> TASK PROMPT:
Reproduce the lines below verbatim, starting with the first line of the records and ending after the line that contains "file-icon <box>200 218 256 288</box>". Include both of those lines and nothing beyond them.

** start of GIVEN ENTRIES **

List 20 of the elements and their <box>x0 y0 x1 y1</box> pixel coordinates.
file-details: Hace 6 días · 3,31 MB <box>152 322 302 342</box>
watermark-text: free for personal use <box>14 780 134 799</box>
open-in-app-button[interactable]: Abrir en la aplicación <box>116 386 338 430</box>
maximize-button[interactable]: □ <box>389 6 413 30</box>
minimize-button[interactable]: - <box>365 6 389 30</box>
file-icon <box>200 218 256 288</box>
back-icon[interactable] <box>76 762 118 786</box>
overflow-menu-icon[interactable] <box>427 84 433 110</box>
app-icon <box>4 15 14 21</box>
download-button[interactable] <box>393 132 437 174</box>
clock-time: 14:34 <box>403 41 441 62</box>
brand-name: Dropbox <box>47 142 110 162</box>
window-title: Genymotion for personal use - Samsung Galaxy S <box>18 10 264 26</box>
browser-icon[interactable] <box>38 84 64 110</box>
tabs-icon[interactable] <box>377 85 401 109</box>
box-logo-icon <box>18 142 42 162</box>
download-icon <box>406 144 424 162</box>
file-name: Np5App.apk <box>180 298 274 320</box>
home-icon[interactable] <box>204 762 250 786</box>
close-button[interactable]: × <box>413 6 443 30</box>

** end of GIVEN ENTRIES **

> EXERCISE OUTPUT:
List 20 of the elements and their <box>x0 y0 x1 y1</box> pixel coordinates.
file-details: Hace 6 días · 3,31 MB <box>152 322 302 342</box>
watermark-text: free for personal use <box>14 780 134 799</box>
open-in-app-button[interactable]: Abrir en la aplicación <box>116 386 338 430</box>
maximize-button[interactable]: □ <box>389 6 413 30</box>
minimize-button[interactable]: - <box>365 6 389 30</box>
file-icon <box>200 218 256 288</box>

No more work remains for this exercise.